** Raw records **
------------------------
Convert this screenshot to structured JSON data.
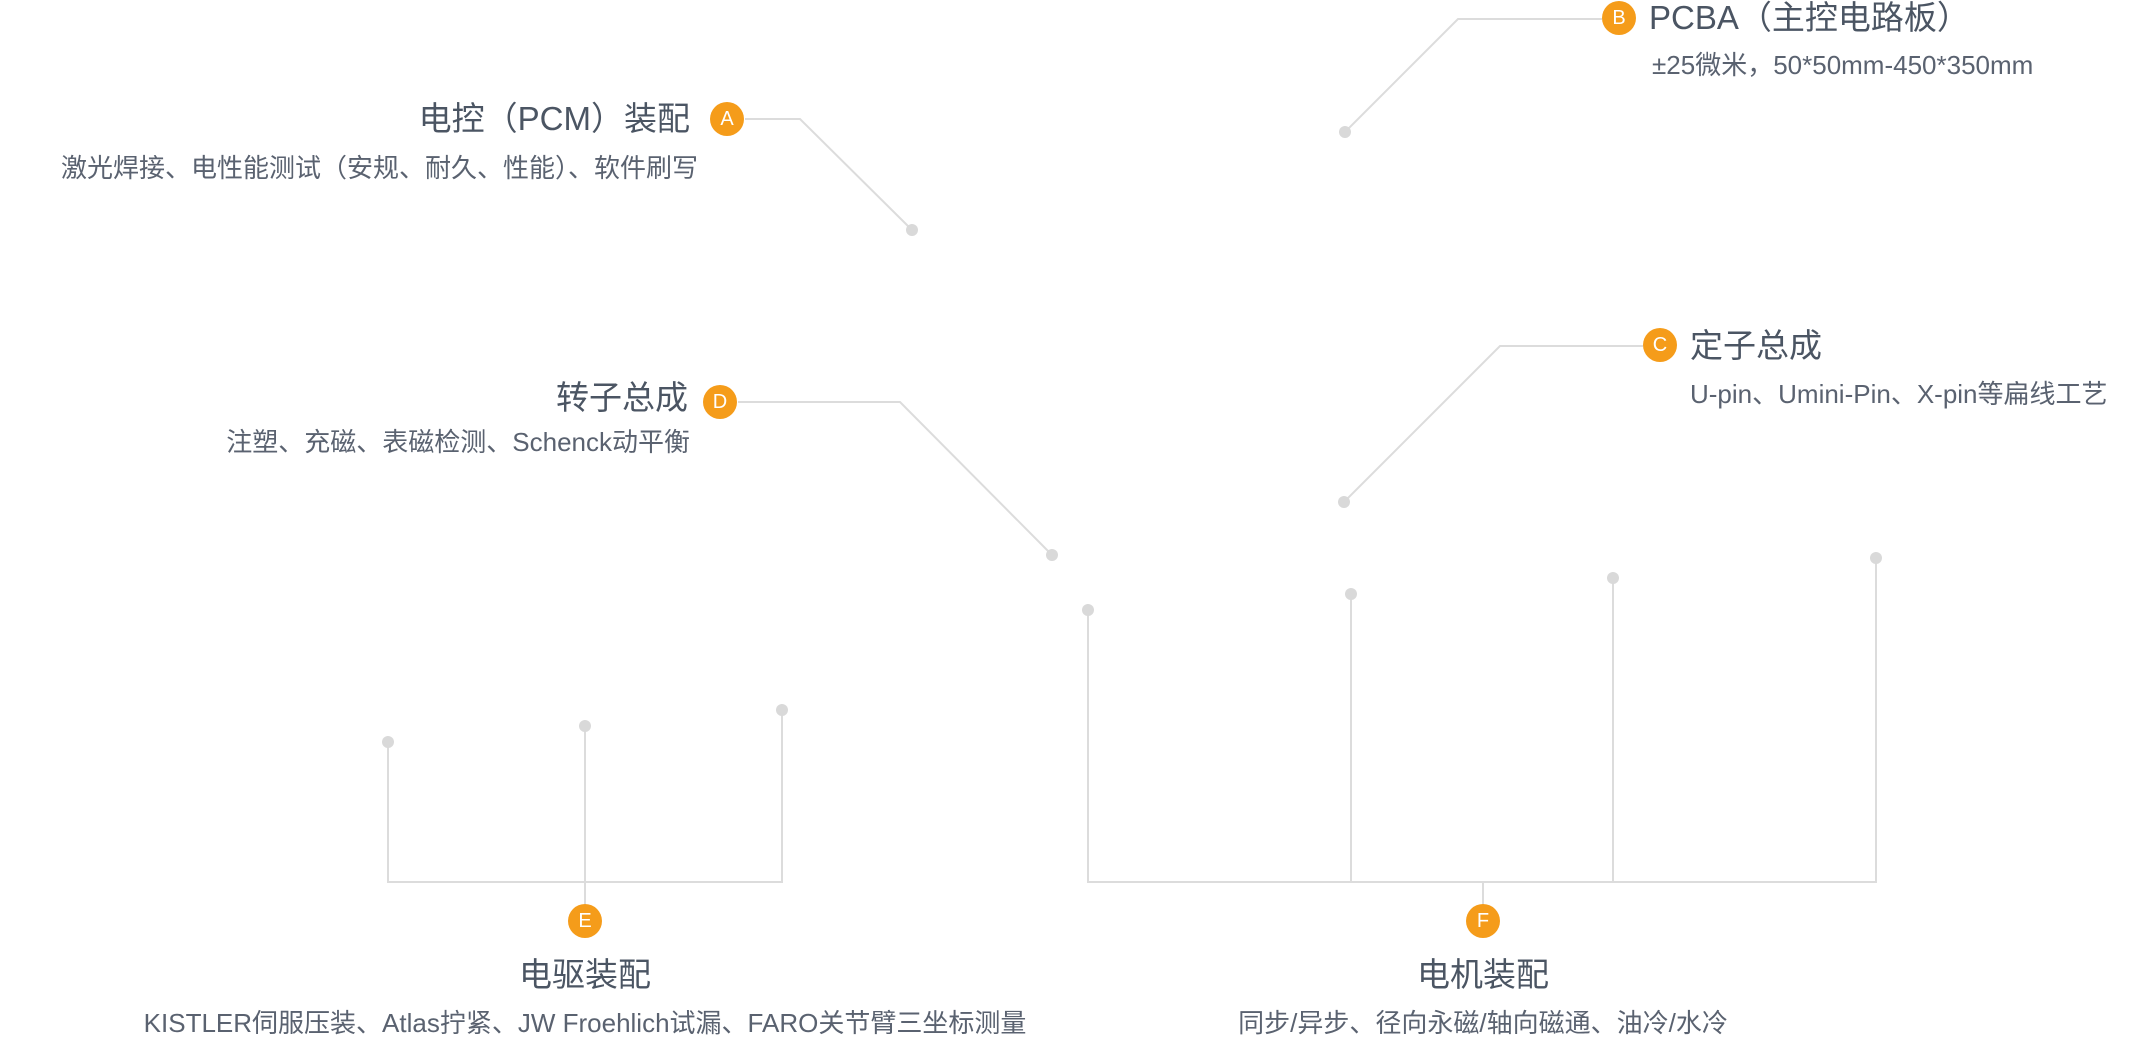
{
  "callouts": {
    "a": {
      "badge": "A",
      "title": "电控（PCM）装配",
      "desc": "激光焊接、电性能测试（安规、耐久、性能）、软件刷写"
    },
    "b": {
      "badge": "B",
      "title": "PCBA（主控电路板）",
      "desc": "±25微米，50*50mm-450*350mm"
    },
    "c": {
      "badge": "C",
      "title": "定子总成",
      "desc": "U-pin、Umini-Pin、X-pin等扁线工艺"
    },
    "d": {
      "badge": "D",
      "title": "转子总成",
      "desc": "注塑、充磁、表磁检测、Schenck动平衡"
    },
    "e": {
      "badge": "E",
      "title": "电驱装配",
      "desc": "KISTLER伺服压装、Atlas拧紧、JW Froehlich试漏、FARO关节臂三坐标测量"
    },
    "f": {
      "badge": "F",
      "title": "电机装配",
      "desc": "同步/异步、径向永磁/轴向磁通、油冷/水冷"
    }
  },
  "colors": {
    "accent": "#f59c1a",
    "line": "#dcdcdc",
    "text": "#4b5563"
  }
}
------------------------
** Task objective **
Reproduce all the entries that precede this task, word for word, minus any pictures.

** Result below **
Convert this screenshot to structured JSON data.
{
  "callouts": {
    "a": {
      "badge": "A",
      "title": "电控（PCM）装配",
      "desc": "激光焊接、电性能测试（安规、耐久、性能）、软件刷写"
    },
    "b": {
      "badge": "B",
      "title": "PCBA（主控电路板）",
      "desc": "±25微米，50*50mm-450*350mm"
    },
    "c": {
      "badge": "C",
      "title": "定子总成",
      "desc": "U-pin、Umini-Pin、X-pin等扁线工艺"
    },
    "d": {
      "badge": "D",
      "title": "转子总成",
      "desc": "注塑、充磁、表磁检测、Schenck动平衡"
    },
    "e": {
      "badge": "E",
      "title": "电驱装配",
      "desc": "KISTLER伺服压装、Atlas拧紧、JW Froehlich试漏、FARO关节臂三坐标测量"
    },
    "f": {
      "badge": "F",
      "title": "电机装配",
      "desc": "同步/异步、径向永磁/轴向磁通、油冷/水冷"
    }
  },
  "colors": {
    "accent": "#f59c1a",
    "line": "#dcdcdc",
    "text": "#4b5563"
  }
}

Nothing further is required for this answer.